Layout element entries:
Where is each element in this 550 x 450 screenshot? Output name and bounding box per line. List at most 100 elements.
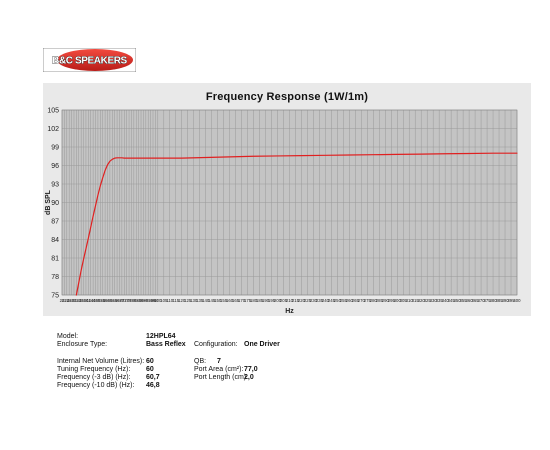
x-tick-label: 28 (69, 298, 74, 303)
series-line-0 (75, 152, 518, 296)
x-tick-label: 320 (418, 298, 426, 303)
x-tick-label: 36 (79, 298, 84, 303)
x-tick-label: 170 (238, 298, 246, 303)
y-tick-label: 96 (51, 163, 59, 170)
configuration-label: Configuration: (194, 341, 238, 349)
tuning-label: Tuning Frequency (Hz): (57, 365, 131, 373)
x-tick-label: 96 (151, 298, 156, 303)
x-tick-label: 115 (172, 298, 179, 303)
x-tick-label: 195 (268, 298, 276, 303)
x-tick-label: 215 (292, 298, 300, 303)
x-tick-label: 110 (166, 298, 173, 303)
configuration-value: One Driver (244, 341, 280, 349)
x-tick-label: 82 (134, 298, 139, 303)
x-tick-label: 32 (74, 298, 79, 303)
x-tick-label: 225 (304, 298, 312, 303)
x-tick-label: 370 (477, 298, 485, 303)
x-tick-label: 200 (274, 298, 282, 303)
x-tick-label: 375 (483, 298, 491, 303)
x-tick-label: 38 (81, 298, 86, 303)
x-tick-label: 355 (460, 298, 468, 303)
x-tick-label: 330 (430, 298, 438, 303)
x-tick-label: 245 (328, 298, 336, 303)
plot-border (61, 109, 518, 296)
x-tick-label: 100 (154, 298, 162, 303)
x-tick-label: 240 (322, 298, 330, 303)
x-tick-label: 34 (76, 298, 81, 303)
f3-label: Frequency (-3 dB) (Hz): (57, 374, 131, 381)
x-tick-label: 80 (131, 298, 136, 303)
x-tick-label: 175 (244, 298, 252, 303)
x-tick-label: 24 (64, 298, 69, 303)
x-tick-label: 270 (358, 298, 366, 303)
x-tick-label: 140 (202, 298, 210, 303)
x-tick-label: 180 (250, 298, 258, 303)
x-axis-label: Hz (285, 308, 294, 315)
x-tick-label: 335 (436, 298, 444, 303)
x-tick-label: 52 (98, 298, 103, 303)
brand-logo: B&C SPEAKERS (43, 48, 136, 72)
x-tick-label: 185 (256, 298, 264, 303)
x-tick-label: 76 (127, 298, 132, 303)
x-tick-label: 78 (129, 298, 134, 303)
x-tick-label: 390 (501, 298, 509, 303)
f3-value: 60,7 (146, 374, 160, 381)
x-tick-label: 42 (86, 298, 91, 303)
x-tick-label: 250 (334, 298, 342, 303)
frequency-response-chart: 7578818487909396991021052022242628303234… (45, 108, 521, 316)
tuning-value: 60 (146, 365, 154, 373)
y-axis-label: dB SPL (45, 189, 52, 215)
net-volume-label: Internal Net Volume (Litres): (57, 357, 145, 365)
x-tick-label: 135 (196, 298, 204, 303)
x-tick-label: 120 (178, 298, 186, 303)
x-tick-label: 210 (286, 298, 294, 303)
x-tick-label: 235 (316, 298, 324, 303)
f10-label: Frequency (-10 dB) (Hz): (57, 382, 135, 390)
x-tick-label: 285 (376, 298, 384, 303)
x-tick-label: 30 (72, 298, 77, 303)
x-tick-label: 66 (115, 298, 120, 303)
x-tick-label: 385 (495, 298, 503, 303)
chart-panel: Frequency Response (1W/1m) 75 78 81 84 87 90 9… (43, 83, 531, 316)
x-tick-label: 265 (352, 298, 360, 303)
x-tick-label: 84 (136, 298, 141, 303)
x-tick-label: 22 (62, 298, 67, 303)
y-tick-label: 87 (51, 219, 59, 226)
port-length-label: Port Length (cm): (194, 374, 249, 381)
enclosure-label: Enclosure Type: (57, 341, 108, 349)
y-tick-label: 84 (51, 237, 59, 244)
x-tick-label: 92 (146, 298, 151, 303)
x-tick-label: 145 (208, 298, 216, 303)
x-tick-label: 280 (370, 298, 378, 303)
y-tick-label: 78 (51, 274, 59, 281)
x-tick-label: 155 (220, 298, 228, 303)
x-tick-label: 295 (388, 298, 396, 303)
y-tick-label: 81 (51, 256, 59, 263)
brand-logo-text: B&C SPEAKERS (52, 56, 127, 67)
x-tick-label: 94 (148, 298, 153, 303)
x-tick-label: 260 (346, 298, 354, 303)
x-tick-label: 68 (117, 298, 122, 303)
x-tick-label: 44 (88, 298, 93, 303)
x-tick-label: 325 (424, 298, 432, 303)
x-tick-label: 400 (513, 298, 521, 303)
model-label: Model: (57, 333, 79, 340)
enclosure-value: Bass Reflex (146, 341, 186, 349)
x-tick-label: 72 (122, 298, 127, 303)
x-tick-label: 165 (232, 298, 240, 303)
y-tick-label: 75 (51, 293, 59, 300)
port-area-label: Port Area (cm²): (194, 365, 244, 373)
x-tick-label: 380 (489, 298, 497, 303)
x-tick-label: 98 (153, 298, 158, 303)
x-tick-label: 350 (454, 298, 462, 303)
x-tick-label: 220 (298, 298, 306, 303)
x-tick-label: 345 (448, 298, 456, 303)
port-length-value: 2,0 (244, 374, 254, 381)
port-area-value: 77,0 (244, 365, 258, 373)
x-tick-label: 50 (96, 298, 101, 303)
qb-label: QB: (194, 357, 207, 365)
x-tick-label: 105 (160, 298, 168, 303)
x-tick-label: 365 (472, 298, 480, 303)
x-tick-label: 90 (143, 298, 148, 303)
x-tick-label: 20 (60, 298, 65, 303)
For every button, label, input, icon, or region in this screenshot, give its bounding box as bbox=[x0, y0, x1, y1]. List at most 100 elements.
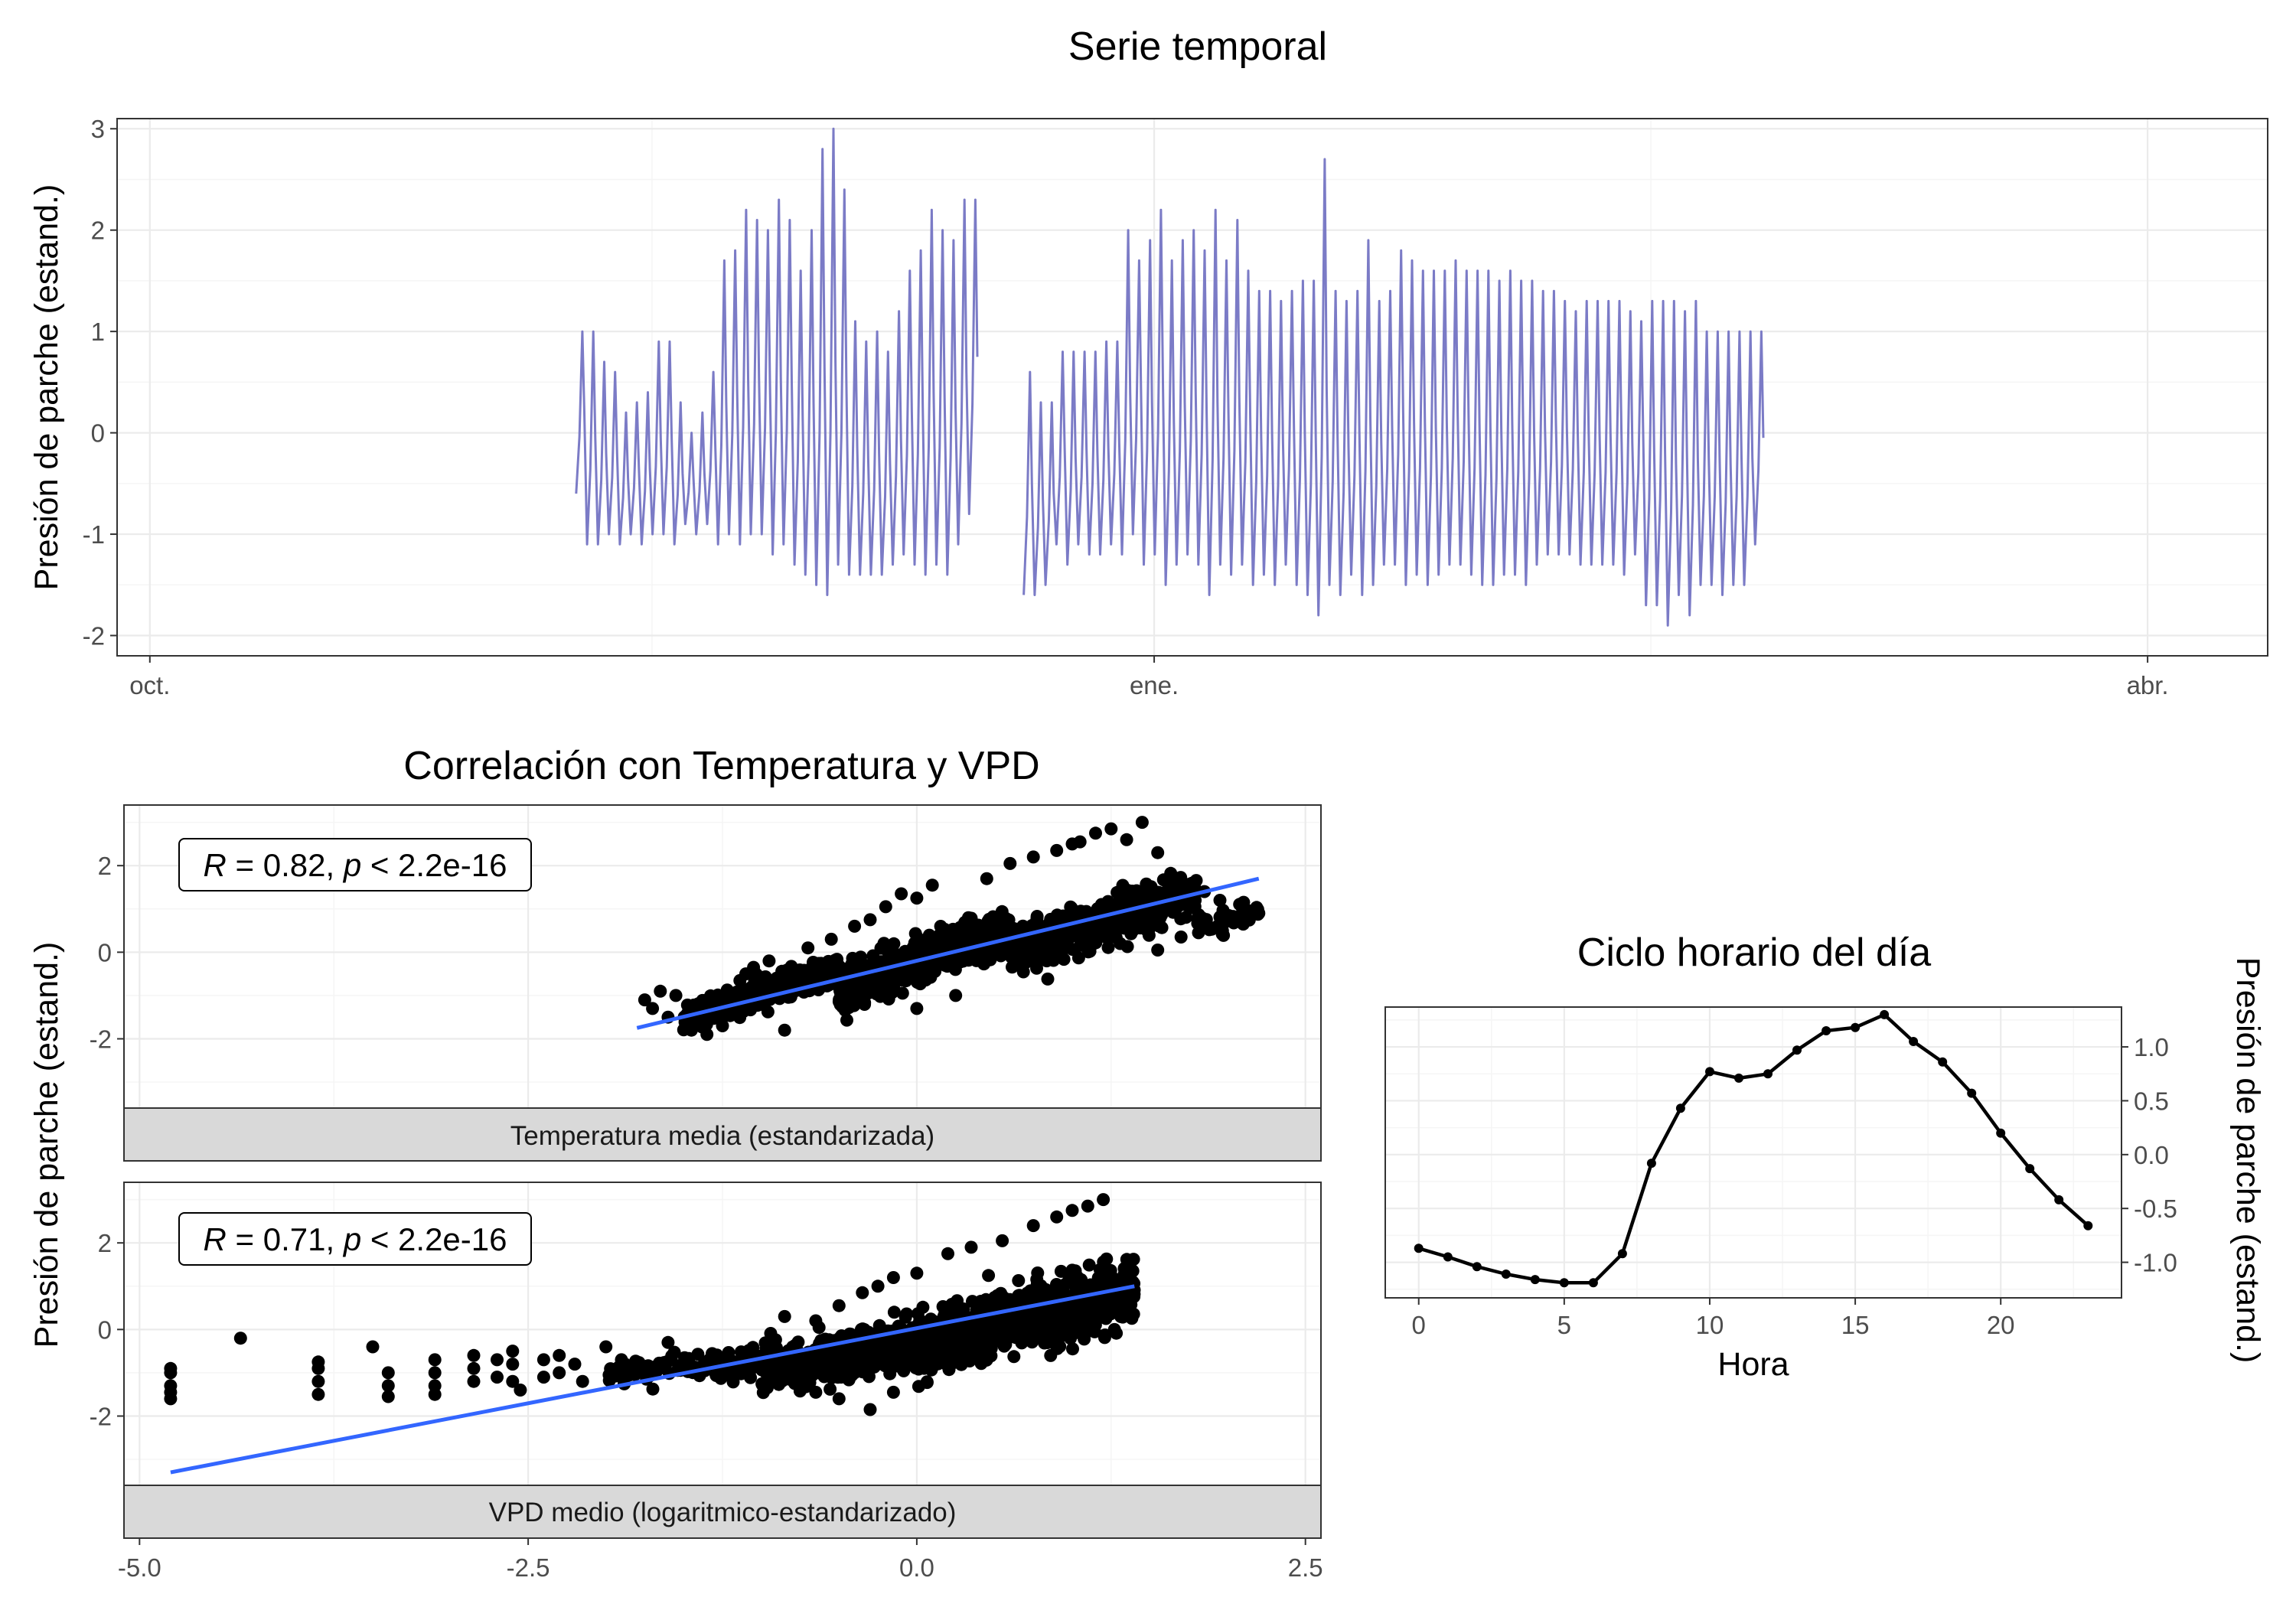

AIM: Please print every item above word for word, leaving out the pictures.

THE OUTPUT:
Where is each element in this 550 x 450 screenshot? Output name and bounding box per line. List at most 100 elements.
x-tick-label: 28 (69, 298, 74, 303)
series-line-0 (75, 152, 518, 296)
x-tick-label: 320 (418, 298, 426, 303)
x-tick-label: 36 (79, 298, 84, 303)
x-tick-label: 170 (238, 298, 246, 303)
y-tick-label: 96 (51, 163, 59, 170)
configuration-label: Configuration: (194, 341, 238, 349)
tuning-label: Tuning Frequency (Hz): (57, 365, 131, 373)
x-tick-label: 96 (151, 298, 156, 303)
x-tick-label: 115 (172, 298, 179, 303)
x-tick-label: 195 (268, 298, 276, 303)
x-tick-label: 215 (292, 298, 300, 303)
x-tick-label: 110 (166, 298, 173, 303)
configuration-value: One Driver (244, 341, 280, 349)
x-tick-label: 82 (134, 298, 139, 303)
x-tick-label: 32 (74, 298, 79, 303)
x-tick-label: 225 (304, 298, 312, 303)
x-tick-label: 370 (477, 298, 485, 303)
x-tick-label: 200 (274, 298, 282, 303)
x-tick-label: 375 (483, 298, 491, 303)
x-tick-label: 38 (81, 298, 86, 303)
x-tick-label: 355 (460, 298, 468, 303)
x-tick-label: 330 (430, 298, 438, 303)
x-tick-label: 245 (328, 298, 336, 303)
plot-border (61, 109, 518, 296)
x-tick-label: 100 (154, 298, 162, 303)
x-tick-label: 240 (322, 298, 330, 303)
x-tick-label: 34 (76, 298, 81, 303)
f3-label: Frequency (-3 dB) (Hz): (57, 374, 131, 381)
x-tick-label: 80 (131, 298, 136, 303)
x-tick-label: 175 (244, 298, 252, 303)
x-tick-label: 24 (64, 298, 69, 303)
x-tick-label: 270 (358, 298, 366, 303)
x-tick-label: 140 (202, 298, 210, 303)
x-tick-label: 180 (250, 298, 258, 303)
x-axis-label: Hz (285, 308, 294, 315)
x-tick-label: 335 (436, 298, 444, 303)
x-tick-label: 52 (98, 298, 103, 303)
brand-logo: B&C SPEAKERS (43, 48, 136, 72)
x-tick-label: 185 (256, 298, 264, 303)
x-tick-label: 76 (127, 298, 132, 303)
x-tick-label: 78 (129, 298, 134, 303)
x-tick-label: 390 (501, 298, 509, 303)
f3-value: 60,7 (146, 374, 160, 381)
x-tick-label: 42 (86, 298, 91, 303)
x-tick-label: 250 (334, 298, 342, 303)
frequency-response-chart: 7578818487909396991021052022242628303234… (45, 108, 521, 316)
tuning-value: 60 (146, 365, 154, 373)
y-axis-label: dB SPL (45, 189, 52, 215)
net-volume-label: Internal Net Volume (Litres): (57, 357, 145, 365)
x-tick-label: 135 (196, 298, 204, 303)
x-tick-label: 120 (178, 298, 186, 303)
x-tick-label: 210 (286, 298, 294, 303)
x-tick-label: 235 (316, 298, 324, 303)
f10-label: Frequency (-10 dB) (Hz): (57, 382, 135, 390)
x-tick-label: 285 (376, 298, 384, 303)
x-tick-label: 30 (72, 298, 77, 303)
x-tick-label: 66 (115, 298, 120, 303)
x-tick-label: 385 (495, 298, 503, 303)
chart-panel: Frequency Response (1W/1m) 75 78 81 84 87 90 9… (43, 83, 531, 316)
x-tick-label: 265 (352, 298, 360, 303)
x-tick-label: 84 (136, 298, 141, 303)
x-tick-label: 22 (62, 298, 67, 303)
y-tick-label: 87 (51, 219, 59, 226)
port-length-label: Port Length (cm): (194, 374, 249, 381)
enclosure-label: Enclosure Type: (57, 341, 108, 349)
y-tick-label: 84 (51, 237, 59, 244)
x-tick-label: 92 (146, 298, 151, 303)
x-tick-label: 145 (208, 298, 216, 303)
x-tick-label: 280 (370, 298, 378, 303)
y-tick-label: 78 (51, 274, 59, 281)
x-tick-label: 155 (220, 298, 228, 303)
x-tick-label: 295 (388, 298, 396, 303)
y-tick-label: 81 (51, 256, 59, 263)
brand-logo-text: B&C SPEAKERS (52, 56, 127, 67)
x-tick-label: 94 (148, 298, 153, 303)
x-tick-label: 260 (346, 298, 354, 303)
x-tick-label: 68 (117, 298, 122, 303)
x-tick-label: 44 (88, 298, 93, 303)
x-tick-label: 325 (424, 298, 432, 303)
x-tick-label: 400 (513, 298, 521, 303)
model-label: Model: (57, 333, 79, 340)
enclosure-value: Bass Reflex (146, 341, 186, 349)
x-tick-label: 72 (122, 298, 127, 303)
x-tick-label: 165 (232, 298, 240, 303)
y-tick-label: 75 (51, 293, 59, 300)
port-area-label: Port Area (cm²): (194, 365, 244, 373)
x-tick-label: 380 (489, 298, 497, 303)
x-tick-label: 98 (153, 298, 158, 303)
x-tick-label: 350 (454, 298, 462, 303)
x-tick-label: 220 (298, 298, 306, 303)
x-tick-label: 345 (448, 298, 456, 303)
port-length-value: 2,0 (244, 374, 254, 381)
port-area-value: 77,0 (244, 365, 258, 373)
x-tick-label: 50 (96, 298, 101, 303)
qb-label: QB: (194, 357, 207, 365)
x-tick-label: 105 (160, 298, 168, 303)
x-tick-label: 365 (472, 298, 480, 303)
x-tick-label: 90 (143, 298, 148, 303)
x-tick-label: 20 (60, 298, 65, 303)
For every button, label, input, icon, or region in this screenshot, give its bounding box as bbox=[x0, y0, x1, y1]. List at most 100 elements.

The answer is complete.